Reproduce all of the data exactly, with no line skipped.

■ Extracted records
## begin

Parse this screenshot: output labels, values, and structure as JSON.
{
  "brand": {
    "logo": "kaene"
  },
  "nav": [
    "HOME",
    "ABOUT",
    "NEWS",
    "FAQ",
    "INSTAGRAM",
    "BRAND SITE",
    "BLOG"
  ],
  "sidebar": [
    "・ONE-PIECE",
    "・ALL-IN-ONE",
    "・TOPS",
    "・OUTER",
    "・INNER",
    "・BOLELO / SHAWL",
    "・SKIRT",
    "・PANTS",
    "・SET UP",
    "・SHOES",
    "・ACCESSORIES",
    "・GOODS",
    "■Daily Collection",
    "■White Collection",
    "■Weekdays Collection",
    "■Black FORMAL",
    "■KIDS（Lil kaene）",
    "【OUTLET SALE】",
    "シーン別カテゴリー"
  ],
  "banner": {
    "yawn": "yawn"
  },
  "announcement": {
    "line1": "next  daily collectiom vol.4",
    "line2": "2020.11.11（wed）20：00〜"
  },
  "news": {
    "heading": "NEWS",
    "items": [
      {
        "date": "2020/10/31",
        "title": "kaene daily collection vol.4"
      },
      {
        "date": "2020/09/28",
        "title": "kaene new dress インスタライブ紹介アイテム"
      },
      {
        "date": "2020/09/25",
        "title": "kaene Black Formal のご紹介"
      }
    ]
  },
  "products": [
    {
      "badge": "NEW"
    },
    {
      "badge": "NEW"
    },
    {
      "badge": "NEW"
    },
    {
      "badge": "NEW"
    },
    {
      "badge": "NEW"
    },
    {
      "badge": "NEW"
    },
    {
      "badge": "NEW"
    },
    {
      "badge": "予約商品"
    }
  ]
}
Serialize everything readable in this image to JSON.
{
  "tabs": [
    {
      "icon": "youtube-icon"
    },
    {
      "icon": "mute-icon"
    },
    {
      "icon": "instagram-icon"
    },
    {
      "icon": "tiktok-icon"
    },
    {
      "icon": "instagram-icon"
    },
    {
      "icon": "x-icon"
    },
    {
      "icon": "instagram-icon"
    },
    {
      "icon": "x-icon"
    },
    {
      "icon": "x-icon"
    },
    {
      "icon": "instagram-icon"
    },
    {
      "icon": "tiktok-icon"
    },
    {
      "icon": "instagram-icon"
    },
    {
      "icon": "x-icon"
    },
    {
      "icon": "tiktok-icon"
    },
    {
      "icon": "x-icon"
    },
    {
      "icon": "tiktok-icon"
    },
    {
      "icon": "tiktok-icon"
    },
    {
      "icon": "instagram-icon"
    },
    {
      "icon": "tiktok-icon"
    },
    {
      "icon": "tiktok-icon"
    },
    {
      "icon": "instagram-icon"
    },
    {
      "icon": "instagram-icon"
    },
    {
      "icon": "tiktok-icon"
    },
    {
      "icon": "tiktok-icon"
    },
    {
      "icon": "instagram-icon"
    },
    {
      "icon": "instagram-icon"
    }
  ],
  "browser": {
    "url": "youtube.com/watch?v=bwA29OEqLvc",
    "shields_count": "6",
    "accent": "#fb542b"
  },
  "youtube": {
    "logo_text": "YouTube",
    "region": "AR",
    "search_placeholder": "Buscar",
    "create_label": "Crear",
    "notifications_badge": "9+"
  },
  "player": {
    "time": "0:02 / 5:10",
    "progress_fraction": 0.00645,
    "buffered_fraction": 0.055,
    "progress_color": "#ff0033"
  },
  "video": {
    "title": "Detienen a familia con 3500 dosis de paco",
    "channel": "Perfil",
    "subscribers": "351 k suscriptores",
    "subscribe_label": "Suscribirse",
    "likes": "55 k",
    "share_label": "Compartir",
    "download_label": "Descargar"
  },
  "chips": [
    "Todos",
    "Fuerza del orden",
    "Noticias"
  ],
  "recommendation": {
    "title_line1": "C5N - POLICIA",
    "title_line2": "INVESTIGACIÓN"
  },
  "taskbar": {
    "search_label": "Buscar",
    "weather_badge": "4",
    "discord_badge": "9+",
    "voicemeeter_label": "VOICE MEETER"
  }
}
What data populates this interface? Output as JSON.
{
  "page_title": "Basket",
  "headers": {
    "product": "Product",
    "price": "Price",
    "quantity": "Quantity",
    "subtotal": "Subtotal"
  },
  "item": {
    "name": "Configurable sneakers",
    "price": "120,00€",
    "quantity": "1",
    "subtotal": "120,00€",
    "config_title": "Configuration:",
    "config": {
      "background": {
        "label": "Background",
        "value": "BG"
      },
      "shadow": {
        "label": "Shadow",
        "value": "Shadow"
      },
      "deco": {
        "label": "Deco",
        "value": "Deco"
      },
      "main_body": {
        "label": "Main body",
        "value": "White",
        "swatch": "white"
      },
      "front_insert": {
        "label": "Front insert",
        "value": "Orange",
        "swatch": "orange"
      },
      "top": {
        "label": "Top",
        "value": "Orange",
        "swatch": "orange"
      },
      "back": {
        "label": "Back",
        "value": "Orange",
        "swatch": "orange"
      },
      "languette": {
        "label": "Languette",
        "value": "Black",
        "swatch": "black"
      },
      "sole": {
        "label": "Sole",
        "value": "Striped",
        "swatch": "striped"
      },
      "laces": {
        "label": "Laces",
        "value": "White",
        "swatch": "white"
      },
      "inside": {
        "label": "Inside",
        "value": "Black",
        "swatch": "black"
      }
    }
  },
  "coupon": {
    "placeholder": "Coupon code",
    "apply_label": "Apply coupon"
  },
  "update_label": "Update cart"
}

## end

■ REPLY
Parse this screenshot: output labels, values, and structure as JSON.
{
  "brand": {
    "logo": "kaene"
  },
  "nav": [
    "HOME",
    "ABOUT",
    "NEWS",
    "FAQ",
    "INSTAGRAM",
    "BRAND SITE",
    "BLOG"
  ],
  "sidebar": [
    "・ONE-PIECE",
    "・ALL-IN-ONE",
    "・TOPS",
    "・OUTER",
    "・INNER",
    "・BOLELO / SHAWL",
    "・SKIRT",
    "・PANTS",
    "・SET UP",
    "・SHOES",
    "・ACCESSORIES",
    "・GOODS",
    "■Daily Collection",
    "■White Collection",
    "■Weekdays Collection",
    "■Black FORMAL",
    "■KIDS（Lil kaene）",
    "【OUTLET SALE】",
    "シーン別カテゴリー"
  ],
  "banner": {
    "yawn": "yawn"
  },
  "announcement": {
    "line1": "next  daily collectiom vol.4",
    "line2": "2020.11.11（wed）20：00〜"
  },
  "news": {
    "heading": "NEWS",
    "items": [
      {
        "date": "2020/10/31",
        "title": "kaene daily collection vol.4"
      },
      {
        "date": "2020/09/28",
        "title": "kaene new dress インスタライブ紹介アイテム"
      },
      {
        "date": "2020/09/25",
        "title": "kaene Black Formal のご紹介"
      }
    ]
  },
  "products": [
    {
      "badge": "NEW"
    },
    {
      "badge": "NEW"
    },
    {
      "badge": "NEW"
    },
    {
      "badge": "NEW"
    },
    {
      "badge": "NEW"
    },
    {
      "badge": "NEW"
    },
    {
      "badge": "NEW"
    },
    {
      "badge": "予約商品"
    }
  ]
}
Serialize everything readable in this image to JSON.
{
  "tabs": [
    {
      "icon": "youtube-icon"
    },
    {
      "icon": "mute-icon"
    },
    {
      "icon": "instagram-icon"
    },
    {
      "icon": "tiktok-icon"
    },
    {
      "icon": "instagram-icon"
    },
    {
      "icon": "x-icon"
    },
    {
      "icon": "instagram-icon"
    },
    {
      "icon": "x-icon"
    },
    {
      "icon": "x-icon"
    },
    {
      "icon": "instagram-icon"
    },
    {
      "icon": "tiktok-icon"
    },
    {
      "icon": "instagram-icon"
    },
    {
      "icon": "x-icon"
    },
    {
      "icon": "tiktok-icon"
    },
    {
      "icon": "x-icon"
    },
    {
      "icon": "tiktok-icon"
    },
    {
      "icon": "tiktok-icon"
    },
    {
      "icon": "instagram-icon"
    },
    {
      "icon": "tiktok-icon"
    },
    {
      "icon": "tiktok-icon"
    },
    {
      "icon": "instagram-icon"
    },
    {
      "icon": "instagram-icon"
    },
    {
      "icon": "tiktok-icon"
    },
    {
      "icon": "tiktok-icon"
    },
    {
      "icon": "instagram-icon"
    },
    {
      "icon": "instagram-icon"
    }
  ],
  "browser": {
    "url": "youtube.com/watch?v=bwA29OEqLvc",
    "shields_count": "6",
    "accent": "#fb542b"
  },
  "youtube": {
    "logo_text": "YouTube",
    "region": "AR",
    "search_placeholder": "Buscar",
    "create_label": "Crear",
    "notifications_badge": "9+"
  },
  "player": {
    "time": "0:02 / 5:10",
    "progress_fraction": 0.00645,
    "buffered_fraction": 0.055,
    "progress_color": "#ff0033"
  },
  "video": {
    "title": "Detienen a familia con 3500 dosis de paco",
    "channel": "Perfil",
    "subscribers": "351 k suscriptores",
    "subscribe_label": "Suscribirse",
    "likes": "55 k",
    "share_label": "Compartir",
    "download_label": "Descargar"
  },
  "chips": [
    "Todos",
    "Fuerza del orden",
    "Noticias"
  ],
  "recommendation": {
    "title_line1": "C5N - POLICIA",
    "title_line2": "INVESTIGACIÓN"
  },
  "taskbar": {
    "search_label": "Buscar",
    "weather_badge": "4",
    "discord_badge": "9+",
    "voicemeeter_label": "VOICE MEETER"
  }
}
What data populates this interface? Output as JSON.
{
  "page_title": "Basket",
  "headers": {
    "product": "Product",
    "price": "Price",
    "quantity": "Quantity",
    "subtotal": "Subtotal"
  },
  "item": {
    "name": "Configurable sneakers",
    "price": "120,00€",
    "quantity": "1",
    "subtotal": "120,00€",
    "config_title": "Configuration:",
    "config": {
      "background": {
        "label": "Background",
        "value": "BG"
      },
      "shadow": {
        "label": "Shadow",
        "value": "Shadow"
      },
      "deco": {
        "label": "Deco",
        "value": "Deco"
      },
      "main_body": {
        "label": "Main body",
        "value": "White",
        "swatch": "white"
      },
      "front_insert": {
        "label": "Front insert",
        "value": "Orange",
        "swatch": "orange"
      },
      "top": {
        "label": "Top",
        "value": "Orange",
        "swatch": "orange"
      },
      "back": {
        "label": "Back",
        "value": "Orange",
        "swatch": "orange"
      },
      "languette": {
        "label": "Languette",
        "value": "Black",
        "swatch": "black"
      },
      "sole": {
        "label": "Sole",
        "value": "Striped",
        "swatch": "striped"
      },
      "laces": {
        "label": "Laces",
        "value": "White",
        "swatch": "white"
      },
      "inside": {
        "label": "Inside",
        "value": "Black",
        "swatch": "black"
      }
    }
  },
  "coupon": {
    "placeholder": "Coupon code",
    "apply_label": "Apply coupon"
  },
  "update_label": "Update cart"
}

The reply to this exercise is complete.